● **Exercise requirements**:
Your task is to gather the lines below that hold the string "timebase".

Data entries for graphics:
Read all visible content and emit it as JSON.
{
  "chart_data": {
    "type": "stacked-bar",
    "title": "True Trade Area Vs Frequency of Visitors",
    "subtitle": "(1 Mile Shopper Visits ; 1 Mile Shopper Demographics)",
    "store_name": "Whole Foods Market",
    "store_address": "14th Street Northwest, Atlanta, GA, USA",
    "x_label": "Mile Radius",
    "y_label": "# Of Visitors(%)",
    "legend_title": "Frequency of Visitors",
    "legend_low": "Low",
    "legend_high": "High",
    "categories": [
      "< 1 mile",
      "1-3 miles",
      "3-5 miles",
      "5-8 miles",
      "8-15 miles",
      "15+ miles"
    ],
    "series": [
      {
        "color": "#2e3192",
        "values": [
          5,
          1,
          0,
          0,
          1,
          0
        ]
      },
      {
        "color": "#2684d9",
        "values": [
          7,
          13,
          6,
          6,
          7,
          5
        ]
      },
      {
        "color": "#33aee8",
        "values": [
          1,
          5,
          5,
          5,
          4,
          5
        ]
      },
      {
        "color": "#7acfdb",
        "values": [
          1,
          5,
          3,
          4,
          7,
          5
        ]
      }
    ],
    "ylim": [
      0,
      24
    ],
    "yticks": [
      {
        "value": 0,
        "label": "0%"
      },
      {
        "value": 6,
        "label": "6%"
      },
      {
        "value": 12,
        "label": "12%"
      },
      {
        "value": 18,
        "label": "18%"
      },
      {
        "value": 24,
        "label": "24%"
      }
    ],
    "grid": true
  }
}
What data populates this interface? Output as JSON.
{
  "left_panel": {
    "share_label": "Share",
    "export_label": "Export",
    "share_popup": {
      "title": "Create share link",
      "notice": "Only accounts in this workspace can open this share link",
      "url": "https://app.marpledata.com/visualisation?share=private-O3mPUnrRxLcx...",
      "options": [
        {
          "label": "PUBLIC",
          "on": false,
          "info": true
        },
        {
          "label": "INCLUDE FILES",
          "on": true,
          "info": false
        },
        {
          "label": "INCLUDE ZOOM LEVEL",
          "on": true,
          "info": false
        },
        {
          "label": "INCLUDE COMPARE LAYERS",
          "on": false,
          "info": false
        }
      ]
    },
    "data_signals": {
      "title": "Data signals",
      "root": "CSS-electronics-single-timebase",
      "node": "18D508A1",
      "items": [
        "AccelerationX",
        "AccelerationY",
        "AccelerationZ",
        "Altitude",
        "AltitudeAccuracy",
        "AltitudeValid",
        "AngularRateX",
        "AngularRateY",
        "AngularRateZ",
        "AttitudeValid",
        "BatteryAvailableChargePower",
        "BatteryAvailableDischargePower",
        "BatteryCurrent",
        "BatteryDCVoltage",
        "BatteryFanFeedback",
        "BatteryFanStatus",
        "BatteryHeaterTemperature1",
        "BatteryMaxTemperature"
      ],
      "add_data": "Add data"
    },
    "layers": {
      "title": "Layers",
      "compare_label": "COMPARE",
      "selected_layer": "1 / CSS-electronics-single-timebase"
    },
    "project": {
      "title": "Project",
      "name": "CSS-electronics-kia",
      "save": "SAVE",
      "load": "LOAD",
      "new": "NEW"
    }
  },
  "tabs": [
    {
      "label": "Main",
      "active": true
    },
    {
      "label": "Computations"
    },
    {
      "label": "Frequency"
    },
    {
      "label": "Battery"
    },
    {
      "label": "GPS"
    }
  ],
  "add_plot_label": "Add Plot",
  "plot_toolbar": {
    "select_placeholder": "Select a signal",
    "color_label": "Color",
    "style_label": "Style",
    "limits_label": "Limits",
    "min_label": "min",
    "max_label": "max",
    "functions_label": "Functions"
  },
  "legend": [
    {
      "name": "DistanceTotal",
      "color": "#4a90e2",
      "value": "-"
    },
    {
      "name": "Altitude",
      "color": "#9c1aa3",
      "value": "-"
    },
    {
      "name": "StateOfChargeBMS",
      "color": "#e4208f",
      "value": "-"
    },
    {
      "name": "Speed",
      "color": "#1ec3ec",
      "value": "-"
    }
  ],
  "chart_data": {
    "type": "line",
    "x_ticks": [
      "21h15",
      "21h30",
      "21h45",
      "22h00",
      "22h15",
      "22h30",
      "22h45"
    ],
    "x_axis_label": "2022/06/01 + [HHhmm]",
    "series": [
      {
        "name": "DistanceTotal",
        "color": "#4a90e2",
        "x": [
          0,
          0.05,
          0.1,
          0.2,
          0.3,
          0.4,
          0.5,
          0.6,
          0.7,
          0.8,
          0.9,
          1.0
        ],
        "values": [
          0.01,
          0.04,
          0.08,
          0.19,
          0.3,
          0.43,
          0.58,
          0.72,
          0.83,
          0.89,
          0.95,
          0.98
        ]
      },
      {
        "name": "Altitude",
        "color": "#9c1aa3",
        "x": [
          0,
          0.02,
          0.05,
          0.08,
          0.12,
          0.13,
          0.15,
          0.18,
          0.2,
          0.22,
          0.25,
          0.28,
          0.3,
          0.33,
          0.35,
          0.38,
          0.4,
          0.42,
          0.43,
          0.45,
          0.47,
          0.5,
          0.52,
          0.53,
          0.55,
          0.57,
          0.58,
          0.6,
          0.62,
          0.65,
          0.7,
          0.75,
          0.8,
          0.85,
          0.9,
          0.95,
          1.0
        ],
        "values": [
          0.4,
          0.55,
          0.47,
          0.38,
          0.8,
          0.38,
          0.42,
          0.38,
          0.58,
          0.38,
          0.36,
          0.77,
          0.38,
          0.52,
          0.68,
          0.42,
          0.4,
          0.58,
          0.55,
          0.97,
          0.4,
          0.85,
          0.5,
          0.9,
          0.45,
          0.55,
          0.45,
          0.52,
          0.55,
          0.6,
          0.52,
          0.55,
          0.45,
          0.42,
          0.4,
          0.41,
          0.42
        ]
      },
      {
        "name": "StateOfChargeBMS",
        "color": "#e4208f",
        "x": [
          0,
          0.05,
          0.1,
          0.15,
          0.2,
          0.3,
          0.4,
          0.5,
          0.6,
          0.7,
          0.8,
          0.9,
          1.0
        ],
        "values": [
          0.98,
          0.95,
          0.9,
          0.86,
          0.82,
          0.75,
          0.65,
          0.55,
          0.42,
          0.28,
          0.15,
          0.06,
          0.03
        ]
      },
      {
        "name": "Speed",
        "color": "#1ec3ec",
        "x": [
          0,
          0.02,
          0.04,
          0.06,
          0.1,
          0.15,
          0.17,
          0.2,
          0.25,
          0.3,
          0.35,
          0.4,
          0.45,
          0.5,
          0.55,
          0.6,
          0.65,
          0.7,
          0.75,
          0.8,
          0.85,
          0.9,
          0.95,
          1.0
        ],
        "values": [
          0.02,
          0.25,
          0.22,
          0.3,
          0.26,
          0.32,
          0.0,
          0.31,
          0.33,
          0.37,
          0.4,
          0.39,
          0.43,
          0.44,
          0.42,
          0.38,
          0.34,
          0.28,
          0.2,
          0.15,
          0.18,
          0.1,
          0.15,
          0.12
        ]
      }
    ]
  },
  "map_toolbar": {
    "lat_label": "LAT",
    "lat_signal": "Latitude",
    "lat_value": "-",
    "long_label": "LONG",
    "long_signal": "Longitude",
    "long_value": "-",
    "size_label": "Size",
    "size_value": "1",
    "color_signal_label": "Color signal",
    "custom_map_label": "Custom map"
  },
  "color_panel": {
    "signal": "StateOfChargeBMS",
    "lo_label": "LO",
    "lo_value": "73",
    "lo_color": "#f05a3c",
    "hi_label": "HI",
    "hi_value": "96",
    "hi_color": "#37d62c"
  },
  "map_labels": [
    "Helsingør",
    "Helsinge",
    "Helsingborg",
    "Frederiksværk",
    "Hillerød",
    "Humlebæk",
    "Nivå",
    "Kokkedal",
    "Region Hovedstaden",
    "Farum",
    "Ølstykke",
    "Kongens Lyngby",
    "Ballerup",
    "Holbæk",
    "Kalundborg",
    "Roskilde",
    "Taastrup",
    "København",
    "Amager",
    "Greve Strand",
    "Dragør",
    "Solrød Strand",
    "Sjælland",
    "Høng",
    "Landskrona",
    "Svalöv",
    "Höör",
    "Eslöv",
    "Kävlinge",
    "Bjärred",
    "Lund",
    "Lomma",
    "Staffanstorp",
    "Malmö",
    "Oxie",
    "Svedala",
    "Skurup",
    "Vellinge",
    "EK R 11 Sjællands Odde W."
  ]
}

● **Finished answer**:
      "root": "CSS-electronics-single-timebase",
      "selected_layer": "1 / CSS-electronics-single-timebase"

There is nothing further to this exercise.